EXCERPTED DATA —

[BEGIN]

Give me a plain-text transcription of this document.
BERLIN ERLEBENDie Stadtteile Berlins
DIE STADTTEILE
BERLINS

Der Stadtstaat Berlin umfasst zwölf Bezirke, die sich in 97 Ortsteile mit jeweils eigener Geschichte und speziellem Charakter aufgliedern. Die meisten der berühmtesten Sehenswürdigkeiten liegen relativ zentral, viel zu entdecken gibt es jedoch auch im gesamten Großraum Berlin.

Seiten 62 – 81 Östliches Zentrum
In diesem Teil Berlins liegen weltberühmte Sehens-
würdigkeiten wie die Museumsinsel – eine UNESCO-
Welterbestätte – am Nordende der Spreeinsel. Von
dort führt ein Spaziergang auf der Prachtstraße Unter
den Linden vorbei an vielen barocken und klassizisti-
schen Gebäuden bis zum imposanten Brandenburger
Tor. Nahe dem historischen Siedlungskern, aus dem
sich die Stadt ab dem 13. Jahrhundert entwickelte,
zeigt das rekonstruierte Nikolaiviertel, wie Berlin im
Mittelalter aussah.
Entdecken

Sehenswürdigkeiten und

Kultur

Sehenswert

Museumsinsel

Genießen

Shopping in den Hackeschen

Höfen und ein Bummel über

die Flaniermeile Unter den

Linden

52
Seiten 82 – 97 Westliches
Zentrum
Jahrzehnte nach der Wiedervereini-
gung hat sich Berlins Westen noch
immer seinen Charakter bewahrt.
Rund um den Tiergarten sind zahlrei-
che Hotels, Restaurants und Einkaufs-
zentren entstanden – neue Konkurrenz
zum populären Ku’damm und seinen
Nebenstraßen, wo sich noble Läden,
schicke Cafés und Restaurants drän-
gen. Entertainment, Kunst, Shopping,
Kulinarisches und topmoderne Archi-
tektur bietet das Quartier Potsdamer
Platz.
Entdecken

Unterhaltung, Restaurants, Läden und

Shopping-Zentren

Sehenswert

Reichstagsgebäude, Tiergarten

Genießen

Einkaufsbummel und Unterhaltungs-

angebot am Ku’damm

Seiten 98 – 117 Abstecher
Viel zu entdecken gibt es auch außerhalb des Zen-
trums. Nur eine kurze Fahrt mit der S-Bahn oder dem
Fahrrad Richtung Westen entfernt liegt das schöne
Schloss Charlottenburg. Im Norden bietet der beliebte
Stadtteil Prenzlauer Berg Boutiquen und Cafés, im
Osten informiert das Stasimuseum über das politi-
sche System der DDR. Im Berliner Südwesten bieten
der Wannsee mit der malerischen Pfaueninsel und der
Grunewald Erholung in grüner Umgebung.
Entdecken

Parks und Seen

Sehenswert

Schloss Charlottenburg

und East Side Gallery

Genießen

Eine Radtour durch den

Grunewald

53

[END]

EXERCISE DIRECTIONS — Copy all lines from the entries that contain the word "Museumsinsel".

EXERCISE RESPONSE —
würdigkeiten wie die Museumsinsel – eine UNESCO-
Museumsinsel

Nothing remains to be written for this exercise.